* SUPPLIED ENTRIES *
---*---

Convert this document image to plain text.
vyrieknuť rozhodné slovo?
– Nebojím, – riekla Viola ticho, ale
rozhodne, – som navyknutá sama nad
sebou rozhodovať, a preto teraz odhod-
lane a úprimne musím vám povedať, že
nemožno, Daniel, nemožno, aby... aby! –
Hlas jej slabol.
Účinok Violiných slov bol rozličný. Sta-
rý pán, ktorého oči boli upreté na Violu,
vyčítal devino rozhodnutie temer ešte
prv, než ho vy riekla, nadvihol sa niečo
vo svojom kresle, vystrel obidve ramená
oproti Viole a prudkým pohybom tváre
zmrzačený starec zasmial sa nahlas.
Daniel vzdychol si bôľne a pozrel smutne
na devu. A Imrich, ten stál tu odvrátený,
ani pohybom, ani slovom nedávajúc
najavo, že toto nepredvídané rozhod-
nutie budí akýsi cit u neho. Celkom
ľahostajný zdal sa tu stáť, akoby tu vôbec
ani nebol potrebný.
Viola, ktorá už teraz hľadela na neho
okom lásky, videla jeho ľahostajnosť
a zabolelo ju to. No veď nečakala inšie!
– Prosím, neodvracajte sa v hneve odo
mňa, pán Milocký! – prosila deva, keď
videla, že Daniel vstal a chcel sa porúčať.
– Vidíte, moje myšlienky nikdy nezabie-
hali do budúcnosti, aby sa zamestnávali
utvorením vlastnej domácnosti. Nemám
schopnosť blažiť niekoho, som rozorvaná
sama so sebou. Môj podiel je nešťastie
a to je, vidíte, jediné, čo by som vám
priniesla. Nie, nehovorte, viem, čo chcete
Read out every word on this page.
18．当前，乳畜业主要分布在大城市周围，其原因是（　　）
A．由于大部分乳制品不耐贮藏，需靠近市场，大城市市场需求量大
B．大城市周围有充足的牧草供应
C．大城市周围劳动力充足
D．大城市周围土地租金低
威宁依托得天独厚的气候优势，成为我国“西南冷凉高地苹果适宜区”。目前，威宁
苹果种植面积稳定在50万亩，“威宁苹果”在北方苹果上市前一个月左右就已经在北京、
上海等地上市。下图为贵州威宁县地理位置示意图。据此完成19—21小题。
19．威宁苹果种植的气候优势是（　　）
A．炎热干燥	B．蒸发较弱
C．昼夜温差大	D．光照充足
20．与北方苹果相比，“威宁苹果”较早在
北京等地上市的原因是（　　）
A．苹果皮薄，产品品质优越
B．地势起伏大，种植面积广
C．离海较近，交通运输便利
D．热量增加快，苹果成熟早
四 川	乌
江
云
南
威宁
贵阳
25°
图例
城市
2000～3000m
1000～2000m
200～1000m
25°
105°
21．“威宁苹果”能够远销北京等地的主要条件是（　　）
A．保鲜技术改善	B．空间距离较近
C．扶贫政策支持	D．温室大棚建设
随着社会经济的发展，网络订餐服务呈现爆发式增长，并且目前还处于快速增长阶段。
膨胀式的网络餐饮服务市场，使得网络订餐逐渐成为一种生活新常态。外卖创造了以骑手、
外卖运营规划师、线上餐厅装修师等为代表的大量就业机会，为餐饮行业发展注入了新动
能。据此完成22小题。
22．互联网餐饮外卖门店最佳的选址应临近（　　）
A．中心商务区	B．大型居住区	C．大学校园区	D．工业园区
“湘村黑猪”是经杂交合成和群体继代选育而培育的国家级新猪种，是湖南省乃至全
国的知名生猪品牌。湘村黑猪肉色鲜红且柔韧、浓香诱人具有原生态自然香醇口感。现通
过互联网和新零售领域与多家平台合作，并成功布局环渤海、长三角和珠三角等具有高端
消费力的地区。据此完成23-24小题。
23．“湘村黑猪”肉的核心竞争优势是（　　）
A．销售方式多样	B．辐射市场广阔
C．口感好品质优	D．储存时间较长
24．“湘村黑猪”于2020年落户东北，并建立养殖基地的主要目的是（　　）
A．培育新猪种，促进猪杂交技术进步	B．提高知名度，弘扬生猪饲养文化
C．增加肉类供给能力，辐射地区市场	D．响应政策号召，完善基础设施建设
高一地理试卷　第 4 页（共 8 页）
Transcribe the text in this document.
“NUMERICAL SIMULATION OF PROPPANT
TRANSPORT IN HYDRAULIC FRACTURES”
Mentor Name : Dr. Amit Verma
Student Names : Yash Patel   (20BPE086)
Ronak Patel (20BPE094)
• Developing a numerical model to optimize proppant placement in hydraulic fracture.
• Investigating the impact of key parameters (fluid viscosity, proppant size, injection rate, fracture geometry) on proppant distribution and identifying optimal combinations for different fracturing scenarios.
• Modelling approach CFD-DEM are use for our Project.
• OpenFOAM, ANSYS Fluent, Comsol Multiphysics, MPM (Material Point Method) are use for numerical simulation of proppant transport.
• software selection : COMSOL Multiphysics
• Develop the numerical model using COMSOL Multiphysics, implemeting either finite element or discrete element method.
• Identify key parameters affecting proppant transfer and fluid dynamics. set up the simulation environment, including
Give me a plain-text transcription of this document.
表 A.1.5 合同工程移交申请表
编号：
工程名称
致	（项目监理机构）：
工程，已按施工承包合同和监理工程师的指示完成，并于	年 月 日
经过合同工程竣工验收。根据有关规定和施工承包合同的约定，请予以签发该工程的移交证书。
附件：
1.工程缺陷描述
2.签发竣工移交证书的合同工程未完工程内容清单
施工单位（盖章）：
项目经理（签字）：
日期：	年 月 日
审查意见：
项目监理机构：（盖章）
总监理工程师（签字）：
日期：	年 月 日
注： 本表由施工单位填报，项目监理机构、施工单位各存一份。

---*---

* GIVEN EXERCISE *
All of the entries above should be written out again exactly.

* EXPECTED OUTPUT *
Convert this document image to plain text.
vyrieknuť rozhodné slovo?
– Nebojím, – riekla Viola ticho, ale
rozhodne, – som navyknutá sama nad
sebou rozhodovať, a preto teraz odhod-
lane a úprimne musím vám povedať, že
nemožno, Daniel, nemožno, aby... aby! –
Hlas jej slabol.
Účinok Violiných slov bol rozličný. Sta-
rý pán, ktorého oči boli upreté na Violu,
vyčítal devino rozhodnutie temer ešte
prv, než ho vy riekla, nadvihol sa niečo
vo svojom kresle, vystrel obidve ramená
oproti Viole a prudkým pohybom tváre
zmrzačený starec zasmial sa nahlas.
Daniel vzdychol si bôľne a pozrel smutne
na devu. A Imrich, ten stál tu odvrátený,
ani pohybom, ani slovom nedávajúc
najavo, že toto nepredvídané rozhod-
nutie budí akýsi cit u neho. Celkom
ľahostajný zdal sa tu stáť, akoby tu vôbec
ani nebol potrebný.
Viola, ktorá už teraz hľadela na neho
okom lásky, videla jeho ľahostajnosť
a zabolelo ju to. No veď nečakala inšie!
– Prosím, neodvracajte sa v hneve odo
mňa, pán Milocký! – prosila deva, keď
videla, že Daniel vstal a chcel sa porúčať.
– Vidíte, moje myšlienky nikdy nezabie-
hali do budúcnosti, aby sa zamestnávali
utvorením vlastnej domácnosti. Nemám
schopnosť blažiť niekoho, som rozorvaná
sama so sebou. Môj podiel je nešťastie
a to je, vidíte, jediné, čo by som vám
priniesla. Nie, nehovorte, viem, čo chcete
Read out every word on this page.
18．当前，乳畜业主要分布在大城市周围，其原因是（　　）
A．由于大部分乳制品不耐贮藏，需靠近市场，大城市市场需求量大
B．大城市周围有充足的牧草供应
C．大城市周围劳动力充足
D．大城市周围土地租金低
威宁依托得天独厚的气候优势，成为我国“西南冷凉高地苹果适宜区”。目前，威宁
苹果种植面积稳定在50万亩，“威宁苹果”在北方苹果上市前一个月左右就已经在北京、
上海等地上市。下图为贵州威宁县地理位置示意图。据此完成19—21小题。
19．威宁苹果种植的气候优势是（　　）
A．炎热干燥	B．蒸发较弱
C．昼夜温差大	D．光照充足
20．与北方苹果相比，“威宁苹果”较早在
北京等地上市的原因是（　　）
A．苹果皮薄，产品品质优越
B．地势起伏大，种植面积广
C．离海较近，交通运输便利
D．热量增加快，苹果成熟早
四 川	乌
江
云
南
威宁
贵阳
25°
图例
城市
2000～3000m
1000～2000m
200～1000m
25°
105°
21．“威宁苹果”能够远销北京等地的主要条件是（　　）
A．保鲜技术改善	B．空间距离较近
C．扶贫政策支持	D．温室大棚建设
随着社会经济的发展，网络订餐服务呈现爆发式增长，并且目前还处于快速增长阶段。
膨胀式的网络餐饮服务市场，使得网络订餐逐渐成为一种生活新常态。外卖创造了以骑手、
外卖运营规划师、线上餐厅装修师等为代表的大量就业机会，为餐饮行业发展注入了新动
能。据此完成22小题。
22．互联网餐饮外卖门店最佳的选址应临近（　　）
A．中心商务区	B．大型居住区	C．大学校园区	D．工业园区
“湘村黑猪”是经杂交合成和群体继代选育而培育的国家级新猪种，是湖南省乃至全
国的知名生猪品牌。湘村黑猪肉色鲜红且柔韧、浓香诱人具有原生态自然香醇口感。现通
过互联网和新零售领域与多家平台合作，并成功布局环渤海、长三角和珠三角等具有高端
消费力的地区。据此完成23-24小题。
23．“湘村黑猪”肉的核心竞争优势是（　　）
A．销售方式多样	B．辐射市场广阔
C．口感好品质优	D．储存时间较长
24．“湘村黑猪”于2020年落户东北，并建立养殖基地的主要目的是（　　）
A．培育新猪种，促进猪杂交技术进步	B．提高知名度，弘扬生猪饲养文化
C．增加肉类供给能力，辐射地区市场	D．响应政策号召，完善基础设施建设
高一地理试卷　第 4 页（共 8 页）
Transcribe the text in this document.
“NUMERICAL SIMULATION OF PROPPANT
TRANSPORT IN HYDRAULIC FRACTURES”
Mentor Name : Dr. Amit Verma
Student Names : Yash Patel   (20BPE086)
Ronak Patel (20BPE094)
• Developing a numerical model to optimize proppant placement in hydraulic fracture.
• Investigating the impact of key parameters (fluid viscosity, proppant size, injection rate, fracture geometry) on proppant distribution and identifying optimal combinations for different fracturing scenarios.
• Modelling approach CFD-DEM are use for our Project.
• OpenFOAM, ANSYS Fluent, Comsol Multiphysics, MPM (Material Point Method) are use for numerical simulation of proppant transport.
• software selection : COMSOL Multiphysics
• Develop the numerical model using COMSOL Multiphysics, implemeting either finite element or discrete element method.
• Identify key parameters affecting proppant transfer and fluid dynamics. set up the simulation environment, including
Give me a plain-text transcription of this document.
表 A.1.5 合同工程移交申请表
编号：
工程名称
致	（项目监理机构）：
工程，已按施工承包合同和监理工程师的指示完成，并于	年 月 日
经过合同工程竣工验收。根据有关规定和施工承包合同的约定，请予以签发该工程的移交证书。
附件：
1.工程缺陷描述
2.签发竣工移交证书的合同工程未完工程内容清单
施工单位（盖章）：
项目经理（签字）：
日期：	年 月 日
审查意见：
项目监理机构：（盖章）
总监理工程师（签字）：
日期：	年 月 日
注： 本表由施工单位填报，项目监理机构、施工单位各存一份。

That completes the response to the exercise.